▶ TEXTO DE LA PÁGINA
============================================================

La historia central de nuestra infancia
fue Mono, de Wu Cheng-En. Mi madre preparaba la cena en la
luz naranja de la cocina, mientras él nos leía durante meses la historia del
chango de piedra que despierta en el mundo y despliega su poder conquistador,
basado en el talento natural. Se trata de un estudio sobre la irreverencia
hacia los sistemas legales, religiosos, morales, y hacia los propios dioses: la
identificación de mi padre con el personaje era perfectamente esperada si
hablamos de un escritor nacido en el año chino del chango, que abandonó su casa
a los 16 años para alfabetizar a los campesinos de Cuba, como puede leerse en
el Diario de un brigadista: un escritor que había
publicado una novela y se casó dos veces con dos mujeres llamadas Margarita
antes de cumplir veinte años.
El mono realiza desastres
hilarantes en el reino del cielo, humilla al Emperador de Jade y engaña a Lao
Tse: el gran filósofo del siglo VI antes de Cristo lo encierra en su horno
alquímico, pero el mono evade la aniquilación al refugiarse en el hexagrama del
viento, dibujado por él mismo dentro del horno. Encerrado en la montaña de los
cinco elementos, mediante una fórmula mágica dictada por el Buda Tathagata, el
mono espera la eternidad, pero recibe en forma inesperada la misión de
acompañar al monje Tripitaka, quien debe llevar las escrituras sagradas del
budismo, desde India hasta China.
José Agustín y Margarita Bermúdez en una de sus
tres bodas,
ca.1963/ARCHIVO FAMILIAR DE JESÚS
RAMÍREZ-BERMÚDEZ
José Agustín nos leyó este cuento chino
con la misma consciencia privada dedicada a Las transformaciones de Lucio
Apuleyo: si un filósofo platónico acusado de sostener comercio con
los demonios puede descender a la vida animal, entonces un mono de piedra dotado
con la intuición de vivir puede transformarse en Buda. Una vez, mientras
escuchaba en la recámara la lectura en voz alta, me quedé sentado en el piso de
mosaico rojo. Un alacrán pequeño caminó por mi muslo y yo no dije nada. Esperé
a que descendiera de mi pierna y siguiera su camino, bajo la cama, hasta que
estuvo lejos de mi conciencia. No informé de este suceso a mi padre ni a mis
hermanos, y la historia de Lucio Apuleyo o del mono mitológico siguió su curso.

============================================================

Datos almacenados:
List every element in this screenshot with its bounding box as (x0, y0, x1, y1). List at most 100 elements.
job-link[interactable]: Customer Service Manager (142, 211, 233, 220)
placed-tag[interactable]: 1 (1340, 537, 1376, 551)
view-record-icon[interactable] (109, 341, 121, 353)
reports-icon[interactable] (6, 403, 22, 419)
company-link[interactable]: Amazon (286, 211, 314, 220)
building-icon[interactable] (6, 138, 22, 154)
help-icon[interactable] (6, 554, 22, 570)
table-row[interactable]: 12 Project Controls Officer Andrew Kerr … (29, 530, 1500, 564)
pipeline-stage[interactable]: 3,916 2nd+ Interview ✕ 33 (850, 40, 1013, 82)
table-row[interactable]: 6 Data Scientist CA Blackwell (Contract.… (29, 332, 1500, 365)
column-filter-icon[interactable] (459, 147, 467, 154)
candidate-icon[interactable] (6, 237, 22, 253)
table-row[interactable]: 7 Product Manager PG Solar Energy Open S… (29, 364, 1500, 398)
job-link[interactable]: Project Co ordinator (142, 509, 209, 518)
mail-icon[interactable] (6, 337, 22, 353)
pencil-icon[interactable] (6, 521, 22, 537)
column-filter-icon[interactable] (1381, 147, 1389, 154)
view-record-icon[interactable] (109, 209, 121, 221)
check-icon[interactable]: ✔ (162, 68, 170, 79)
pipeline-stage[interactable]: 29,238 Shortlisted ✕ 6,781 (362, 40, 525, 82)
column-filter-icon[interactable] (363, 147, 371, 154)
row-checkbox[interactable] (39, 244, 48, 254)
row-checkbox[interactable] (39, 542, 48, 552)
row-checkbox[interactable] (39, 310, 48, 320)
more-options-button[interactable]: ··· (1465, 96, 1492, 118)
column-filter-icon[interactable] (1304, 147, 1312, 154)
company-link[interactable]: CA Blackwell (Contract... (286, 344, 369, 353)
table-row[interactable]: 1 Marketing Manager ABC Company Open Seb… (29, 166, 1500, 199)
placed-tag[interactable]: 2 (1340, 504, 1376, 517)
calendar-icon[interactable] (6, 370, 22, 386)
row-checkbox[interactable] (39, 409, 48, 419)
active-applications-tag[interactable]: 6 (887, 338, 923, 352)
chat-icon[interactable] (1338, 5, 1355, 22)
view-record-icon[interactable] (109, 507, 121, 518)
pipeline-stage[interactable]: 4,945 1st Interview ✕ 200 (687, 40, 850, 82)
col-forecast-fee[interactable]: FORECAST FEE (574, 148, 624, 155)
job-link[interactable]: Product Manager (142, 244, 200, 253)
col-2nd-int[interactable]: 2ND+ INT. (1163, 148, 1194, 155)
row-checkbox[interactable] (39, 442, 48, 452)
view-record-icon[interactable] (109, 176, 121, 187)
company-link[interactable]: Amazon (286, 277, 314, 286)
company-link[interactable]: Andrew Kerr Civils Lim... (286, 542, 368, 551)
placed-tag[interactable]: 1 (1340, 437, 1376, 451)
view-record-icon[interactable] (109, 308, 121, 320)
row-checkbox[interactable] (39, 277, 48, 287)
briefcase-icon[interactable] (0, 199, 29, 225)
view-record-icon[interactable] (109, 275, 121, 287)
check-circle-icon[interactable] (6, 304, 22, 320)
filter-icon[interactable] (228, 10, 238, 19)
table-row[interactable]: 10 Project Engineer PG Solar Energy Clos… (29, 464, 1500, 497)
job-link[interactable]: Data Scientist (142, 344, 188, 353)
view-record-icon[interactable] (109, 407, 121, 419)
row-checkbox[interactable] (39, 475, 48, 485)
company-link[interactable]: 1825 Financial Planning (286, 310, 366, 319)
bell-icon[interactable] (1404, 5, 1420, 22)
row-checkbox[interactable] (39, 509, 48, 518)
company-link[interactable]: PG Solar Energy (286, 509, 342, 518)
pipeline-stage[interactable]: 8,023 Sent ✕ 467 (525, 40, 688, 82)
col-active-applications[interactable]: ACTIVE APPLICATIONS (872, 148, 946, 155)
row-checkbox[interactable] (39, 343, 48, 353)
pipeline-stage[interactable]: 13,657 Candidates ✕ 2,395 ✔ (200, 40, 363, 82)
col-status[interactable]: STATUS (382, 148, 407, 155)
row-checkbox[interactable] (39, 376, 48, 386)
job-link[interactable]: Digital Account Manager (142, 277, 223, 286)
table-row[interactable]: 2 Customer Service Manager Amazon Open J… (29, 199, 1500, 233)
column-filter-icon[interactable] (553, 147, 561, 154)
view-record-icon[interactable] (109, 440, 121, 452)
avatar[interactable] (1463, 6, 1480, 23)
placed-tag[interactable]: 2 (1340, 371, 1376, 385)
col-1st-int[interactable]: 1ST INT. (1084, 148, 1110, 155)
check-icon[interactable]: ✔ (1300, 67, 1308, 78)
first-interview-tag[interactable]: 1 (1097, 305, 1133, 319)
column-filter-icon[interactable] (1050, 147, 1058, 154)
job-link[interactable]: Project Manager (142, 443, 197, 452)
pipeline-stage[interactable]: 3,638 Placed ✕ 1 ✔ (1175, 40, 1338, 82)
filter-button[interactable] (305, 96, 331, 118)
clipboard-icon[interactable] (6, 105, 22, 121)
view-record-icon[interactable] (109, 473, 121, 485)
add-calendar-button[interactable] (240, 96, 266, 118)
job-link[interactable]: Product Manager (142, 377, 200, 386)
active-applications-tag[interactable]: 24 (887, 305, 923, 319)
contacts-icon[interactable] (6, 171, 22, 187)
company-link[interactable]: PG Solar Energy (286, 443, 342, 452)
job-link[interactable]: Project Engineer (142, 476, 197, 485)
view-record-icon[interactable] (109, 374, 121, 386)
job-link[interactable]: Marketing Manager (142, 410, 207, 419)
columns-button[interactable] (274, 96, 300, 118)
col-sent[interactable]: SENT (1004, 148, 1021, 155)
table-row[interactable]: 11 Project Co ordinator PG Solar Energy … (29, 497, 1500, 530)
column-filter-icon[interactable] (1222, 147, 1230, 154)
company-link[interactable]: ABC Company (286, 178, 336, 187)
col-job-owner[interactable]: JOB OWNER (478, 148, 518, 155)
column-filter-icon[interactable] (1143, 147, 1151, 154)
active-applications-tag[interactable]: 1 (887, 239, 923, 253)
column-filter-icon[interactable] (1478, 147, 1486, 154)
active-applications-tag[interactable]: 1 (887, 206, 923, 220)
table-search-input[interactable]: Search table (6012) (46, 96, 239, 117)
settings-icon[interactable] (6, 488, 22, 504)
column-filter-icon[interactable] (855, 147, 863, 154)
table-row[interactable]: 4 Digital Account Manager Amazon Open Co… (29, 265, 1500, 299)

============================================================

▶ EJERCICIOS
#1 ¿Puedes reproducir sin cambios el fragmento del texto sobre Mono que comienza con las palabras "José Agustín y" y termina con "siguió su curso."?
#2 Aparte del propio mono, ¿qué personajes de la historia del mono se nombran en el texto sobre Mono?
#3 ¿Puedes escribir la parte que sigue en el texto sobre Mono, a partir de su última oración?
El listado no tiene relación con el texto sobre Mono.

▶ RESPUESTAS ESPERADAS
#1
José Agustín y Margarita Bermúdez en una de sus
tres bodas,
ca.1963/ARCHIVO FAMILIAR DE JESÚS
RAMÍREZ-BERMÚDEZ
José Agustín nos leyó este cuento chino
con la misma consciencia privada dedicada a Las transformaciones de Lucio
Apuleyo: si un filósofo platónico acusado de sostener comercio con
los demonios puede descender a la vida animal, entonces un mono de piedra dotado
con la intuición de vivir puede transformarse en Buda. Una vez, mientras
escuchaba en la recámara la lectura en voz alta, me quedé sentado en el piso de
mosaico rojo. Un alacrán pequeño caminó por mi muslo y yo no dije nada. Esperé
a que descendiera de mi pierna y siguiera su camino, bajo la cama, hasta que
estuvo lejos de mi conciencia. No informé de este suceso a mi padre ni a mis
hermanos, y la historia de Lucio Apuleyo o del mono mitológico siguió su curso.

#2 El Emperador de Jade, Lao Tse, el Buda Tathagata y el monje Tripitaka.

#3
Quizá no lo dije porque hice un pacto secreto con el alacrán: él no me picaría
si yo guardaba el secreto. ¿Tal vez guardé silencio para no interrumpir el
relato?
Con ternura, mi padre se reía de
la relatividad histórica de la literatura, que dibuja a los monjes taoístas
como villanos en la novela de Wu Cheng-En, aunque mi madre y yo éramos, en lo
esencial, súbditos felices de las palabras de Lao Tse y su Tao Te King, anterior a la separación entre filosofía
y poesía. Mi padre fingía no entender a Lao Tse cuando afirma: el Tao que puede
nombrarse no es el Tao verdadero. Pero en secreto mi padre creía en el poder de
la literatura para recordarnos la meta del conocimiento: alcanzar una
conciencia anterior y posterior a toda palabra. En esta paradoja crecimos y
aprendimos a vivir; en la contradicción nació nuestra inteligencia. Esta
meditación hecha de palabras no encuentra la irradiación definitiva del espíritu
anterior a toda literatura. Pero guarda el entusiasmo de un padre que comparte
un mito personal, tan sincero como lo han sido siempre los secretos.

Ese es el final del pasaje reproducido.